Take down each entry exactly as written.
======== DATA FOR THIS TASK
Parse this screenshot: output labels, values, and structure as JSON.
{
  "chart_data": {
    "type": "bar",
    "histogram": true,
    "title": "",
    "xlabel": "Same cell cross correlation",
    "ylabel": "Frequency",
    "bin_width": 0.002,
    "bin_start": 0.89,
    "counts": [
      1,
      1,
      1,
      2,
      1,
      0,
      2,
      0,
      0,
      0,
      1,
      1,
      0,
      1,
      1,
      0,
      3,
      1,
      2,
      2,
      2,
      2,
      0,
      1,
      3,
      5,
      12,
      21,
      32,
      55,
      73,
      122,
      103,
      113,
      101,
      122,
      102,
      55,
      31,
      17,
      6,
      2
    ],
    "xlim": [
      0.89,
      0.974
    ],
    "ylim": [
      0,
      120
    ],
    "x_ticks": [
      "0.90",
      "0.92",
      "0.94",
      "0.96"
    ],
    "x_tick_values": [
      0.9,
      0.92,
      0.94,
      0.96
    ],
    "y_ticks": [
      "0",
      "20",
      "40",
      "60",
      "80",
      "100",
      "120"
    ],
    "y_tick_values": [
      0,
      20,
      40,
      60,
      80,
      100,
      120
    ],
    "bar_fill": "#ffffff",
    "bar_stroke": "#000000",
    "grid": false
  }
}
================
### CORRECT OUTPUT:
Parse this screenshot: output labels, values, and structure as JSON.
{
  "chart_data": {
    "type": "bar",
    "histogram": true,
    "title": "",
    "xlabel": "Same cell cross correlation",
    "ylabel": "Frequency",
    "bin_width": 0.002,
    "bin_start": 0.89,
    "counts": [
      1,
      1,
      1,
      2,
      1,
      0,
      2,
      0,
      0,
      0,
      1,
      1,
      0,
      1,
      1,
      0,
      3,
      1,
      2,
      2,
      2,
      2,
      0,
      1,
      3,
      5,
      12,
      21,
      32,
      55,
      73,
      122,
      103,
      113,
      101,
      122,
      102,
      55,
      31,
      17,
      6,
      2
    ],
    "xlim": [
      0.89,
      0.974
    ],
    "ylim": [
      0,
      120
    ],
    "x_ticks": [
      "0.90",
      "0.92",
      "0.94",
      "0.96"
    ],
    "x_tick_values": [
      0.9,
      0.92,
      0.94,
      0.96
    ],
    "y_ticks": [
      "0",
      "20",
      "40",
      "60",
      "80",
      "100",
      "120"
    ],
    "y_tick_values": [
      0,
      20,
      40,
      60,
      80,
      100,
      120
    ],
    "bar_fill": "#ffffff",
    "bar_stroke": "#000000",
    "grid": false
  }
}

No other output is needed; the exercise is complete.